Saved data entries
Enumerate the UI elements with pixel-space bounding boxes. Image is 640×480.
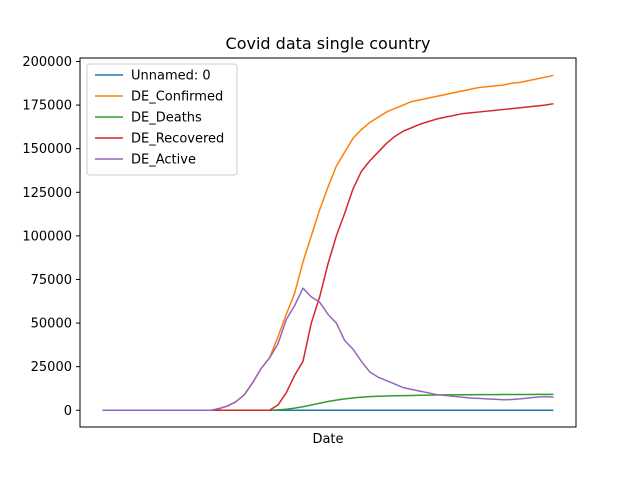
y-tick-label: 125000 bbox=[22, 186, 72, 201]
legend-label: DE_Confirmed bbox=[131, 90, 223, 105]
series-lines bbox=[102, 74, 554, 412]
x-axis-label: Date bbox=[312, 432, 343, 447]
plot-frame bbox=[79, 57, 577, 428]
y-tick-label: 150000 bbox=[22, 142, 72, 157]
legend-label: Unnamed: 0 bbox=[131, 69, 211, 84]
y-tick-label: 75000 bbox=[31, 273, 72, 288]
series-line-de-active bbox=[102, 287, 554, 412]
legend-label: DE_Active bbox=[131, 153, 196, 168]
y-tick-label: 175000 bbox=[22, 99, 72, 114]
y-tick-label: 100000 bbox=[22, 229, 72, 244]
y-tick-label: 200000 bbox=[22, 55, 72, 70]
y-axis: 0 25000 50000 75000 100000 125000 150000 175000… bbox=[22, 55, 80, 419]
legend-label: DE_Recovered bbox=[131, 132, 224, 147]
y-tick-label: 0 bbox=[64, 404, 72, 419]
y-tick-label: 50000 bbox=[31, 317, 72, 332]
legend-box bbox=[86, 63, 238, 176]
legend-label: DE_Deaths bbox=[131, 111, 202, 126]
y-tick-label: 25000 bbox=[31, 360, 72, 375]
chart-title: Covid data single country bbox=[226, 34, 431, 53]
legend: Unnamed: 0 DE_Confirmed DE_Deaths DE_Recove… bbox=[86, 63, 238, 176]
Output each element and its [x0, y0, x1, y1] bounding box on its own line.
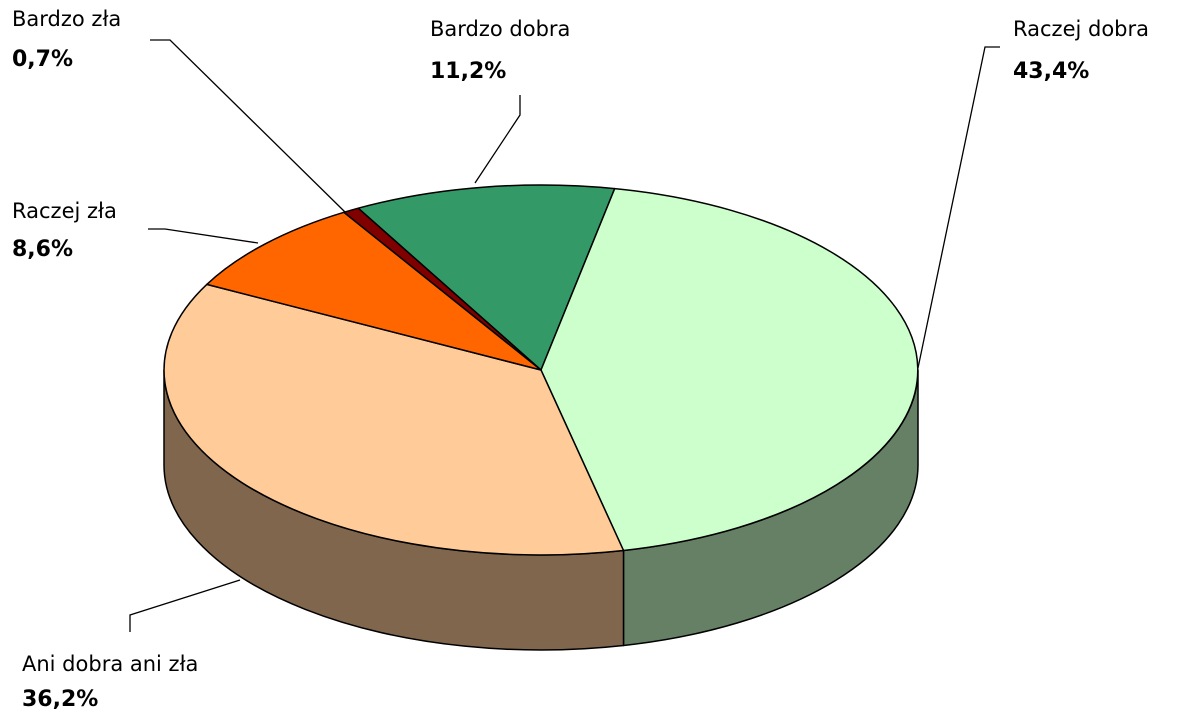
category-label: Raczej zła [12, 199, 117, 223]
leader-line [150, 39, 346, 213]
value-label: 11,2% [430, 59, 506, 84]
slice [163, 283, 625, 556]
leader-line [474, 95, 521, 184]
category-label: Raczej dobra [1013, 17, 1149, 41]
slice [343, 207, 542, 371]
category-label: Bardzo dobra [430, 17, 570, 41]
value-label: 43,4% [1013, 59, 1089, 84]
category-label: Ani dobra ani zła [22, 652, 198, 676]
leader-line [917, 46, 1000, 369]
value-label: 8,6% [12, 237, 73, 262]
slice [357, 184, 616, 371]
value-label: 36,2% [22, 687, 98, 712]
value-label: 0,7% [12, 47, 73, 72]
leader-line [148, 228, 259, 244]
leader-line [129, 579, 241, 632]
category-label: Bardzo zła [12, 7, 121, 31]
slice [206, 211, 542, 371]
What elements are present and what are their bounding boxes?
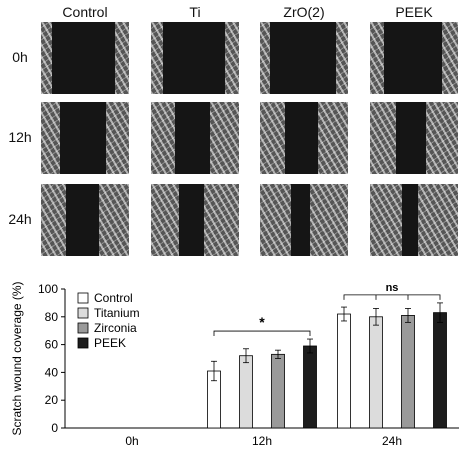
micrograph-peek-24h (370, 184, 458, 256)
y-tick-label: 20 (45, 393, 59, 407)
legend-swatch-zirconia (77, 322, 89, 334)
legend-label-zirconia: Zirconia (94, 321, 137, 335)
legend-swatch-titanium (77, 307, 89, 319)
x-tick-label: 24h (382, 434, 402, 448)
y-tick-label: 80 (45, 310, 59, 324)
column-label-peek: PEEK (395, 4, 433, 20)
micrograph-ti-0h (151, 22, 239, 94)
row-label-0h: 0h (12, 49, 28, 65)
bar-titanium-12h (239, 355, 253, 429)
y-tick-label: 0 (51, 421, 58, 435)
y-tick-label: 100 (38, 282, 58, 296)
scratch-coverage-bar-chart: 0 20 40 60 80 100 Scratch wound coverage (%) 0h… (10, 281, 459, 448)
y-axis-label: Scratch wound coverage (%) (10, 281, 24, 435)
legend-swatch-control (77, 292, 89, 304)
legend-label-titanium: Titanium (94, 306, 140, 320)
x-tick-label: 0h (125, 434, 138, 448)
significance-bracket (343, 294, 441, 300)
significance-bracket (213, 330, 311, 337)
legend-swatch-peek (77, 337, 89, 349)
y-tick-label: 40 (45, 365, 59, 379)
micrograph-zro2-12h (260, 102, 348, 174)
micrograph-peek-12h (370, 102, 458, 174)
column-label-zro2: ZrO(2) (283, 4, 325, 20)
micrograph-peek-0h (370, 22, 458, 94)
significance-label: * (259, 314, 265, 330)
micrograph-ti-12h (151, 102, 239, 174)
significance-label: ns (386, 282, 399, 294)
y-tick-label: 60 (45, 338, 59, 352)
micrograph-zro2-24h (260, 184, 348, 256)
row-label-12h: 12h (8, 129, 32, 145)
legend-label-control: Control (94, 291, 133, 305)
bar-peek-12h (303, 345, 317, 429)
legend-label-peek: PEEK (94, 336, 126, 350)
micrograph-control-0h (41, 22, 129, 94)
x-tick-label: 12h (252, 434, 272, 448)
row-label-24h: 24h (8, 211, 32, 227)
micrograph-ti-24h (151, 184, 239, 256)
bar-control-24h (337, 313, 351, 429)
micrograph-control-24h (41, 184, 129, 256)
column-label-ti: Ti (189, 4, 201, 20)
micrograph-zro2-0h (260, 22, 348, 94)
bar-titanium-24h (369, 316, 383, 429)
bar-zirconia-12h (271, 353, 285, 429)
micrograph-control-12h (41, 102, 129, 174)
column-label-control: Control (62, 4, 108, 20)
bar-zirconia-24h (401, 315, 415, 429)
bar-peek-24h (433, 312, 447, 429)
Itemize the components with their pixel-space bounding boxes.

> Task instructions:
Copy out every line of the items above word for word, leaving out the pictures.

> Task result:
Enumerate the UI elements with pixel-space bounding boxes. Image is 640×480.
y-tick-label: 125000 bbox=[22, 186, 72, 201]
legend-label: DE_Confirmed bbox=[131, 90, 223, 105]
series-lines bbox=[102, 74, 554, 412]
x-axis-label: Date bbox=[312, 432, 343, 447]
plot-frame bbox=[79, 57, 577, 428]
y-tick-label: 150000 bbox=[22, 142, 72, 157]
legend-label: Unnamed: 0 bbox=[131, 69, 211, 84]
y-tick-label: 75000 bbox=[31, 273, 72, 288]
series-line-de-active bbox=[102, 287, 554, 412]
legend-label: DE_Active bbox=[131, 153, 196, 168]
y-tick-label: 175000 bbox=[22, 99, 72, 114]
y-tick-label: 100000 bbox=[22, 229, 72, 244]
y-tick-label: 200000 bbox=[22, 55, 72, 70]
y-axis: 0 25000 50000 75000 100000 125000 150000 175000… bbox=[22, 55, 80, 419]
legend-label: DE_Recovered bbox=[131, 132, 224, 147]
y-tick-label: 0 bbox=[64, 404, 72, 419]
y-tick-label: 50000 bbox=[31, 317, 72, 332]
legend-box bbox=[86, 63, 238, 176]
legend-label: DE_Deaths bbox=[131, 111, 202, 126]
y-tick-label: 25000 bbox=[31, 360, 72, 375]
chart-title: Covid data single country bbox=[226, 34, 431, 53]
legend: Unnamed: 0 DE_Confirmed DE_Deaths DE_Recove… bbox=[86, 63, 238, 176]
Output each element and its [x0, y0, x1, y1] bounding box on its own line.
category-label: Raczej zła [12, 199, 117, 223]
leader-line [150, 39, 346, 213]
value-label: 11,2% [430, 59, 506, 84]
slice [163, 283, 625, 556]
leader-line [474, 95, 521, 184]
category-label: Raczej dobra [1013, 17, 1149, 41]
slice [343, 207, 542, 371]
category-label: Bardzo dobra [430, 17, 570, 41]
value-label: 43,4% [1013, 59, 1089, 84]
category-label: Ani dobra ani zła [22, 652, 198, 676]
leader-line [917, 46, 1000, 369]
value-label: 8,6% [12, 237, 73, 262]
slice [357, 184, 616, 371]
value-label: 36,2% [22, 687, 98, 712]
value-label: 0,7% [12, 47, 73, 72]
leader-line [148, 228, 259, 244]
leader-line [129, 579, 241, 632]
category-label: Bardzo zła [12, 7, 121, 31]
slice [206, 211, 542, 371]
What elements are present and what are their bounding boxes?
micrograph-peek-24h (370, 184, 458, 256)
y-tick-label: 20 (45, 393, 59, 407)
legend-swatch-zirconia (77, 322, 89, 334)
legend-label-zirconia: Zirconia (94, 321, 137, 335)
legend-swatch-titanium (77, 307, 89, 319)
x-tick-label: 24h (382, 434, 402, 448)
y-tick-label: 80 (45, 310, 59, 324)
column-label-peek: PEEK (395, 4, 433, 20)
micrograph-ti-0h (151, 22, 239, 94)
row-label-0h: 0h (12, 49, 28, 65)
bar-titanium-12h (239, 355, 253, 429)
y-tick-label: 0 (51, 421, 58, 435)
y-tick-label: 100 (38, 282, 58, 296)
scratch-coverage-bar-chart: 0 20 40 60 80 100 Scratch wound coverage (%) 0h… (10, 281, 459, 448)
y-axis-label: Scratch wound coverage (%) (10, 281, 24, 435)
legend-swatch-control (77, 292, 89, 304)
legend-label-titanium: Titanium (94, 306, 140, 320)
x-tick-label: 0h (125, 434, 138, 448)
significance-bracket (343, 294, 441, 300)
significance-bracket (213, 330, 311, 337)
legend-swatch-peek (77, 337, 89, 349)
y-tick-label: 40 (45, 365, 59, 379)
micrograph-zro2-12h (260, 102, 348, 174)
micrograph-peek-12h (370, 102, 458, 174)
column-label-zro2: ZrO(2) (283, 4, 325, 20)
micrograph-peek-0h (370, 22, 458, 94)
significance-label: * (259, 314, 265, 330)
micrograph-ti-12h (151, 102, 239, 174)
significance-label: ns (386, 282, 399, 294)
y-tick-label: 60 (45, 338, 59, 352)
micrograph-zro2-24h (260, 184, 348, 256)
row-label-12h: 12h (8, 129, 32, 145)
legend-label-control: Control (94, 291, 133, 305)
bar-peek-12h (303, 345, 317, 429)
legend-label-peek: PEEK (94, 336, 126, 350)
micrograph-control-0h (41, 22, 129, 94)
x-tick-label: 12h (252, 434, 272, 448)
row-label-24h: 24h (8, 211, 32, 227)
micrograph-ti-24h (151, 184, 239, 256)
bar-control-24h (337, 313, 351, 429)
micrograph-control-24h (41, 184, 129, 256)
column-label-ti: Ti (189, 4, 201, 20)
micrograph-zro2-0h (260, 22, 348, 94)
bar-titanium-24h (369, 316, 383, 429)
bar-zirconia-12h (271, 353, 285, 429)
micrograph-control-12h (41, 102, 129, 174)
column-label-control: Control (62, 4, 108, 20)
bar-zirconia-24h (401, 315, 415, 429)
bar-peek-24h (433, 312, 447, 429)
Itemize the components with their pixel-space bounding boxes.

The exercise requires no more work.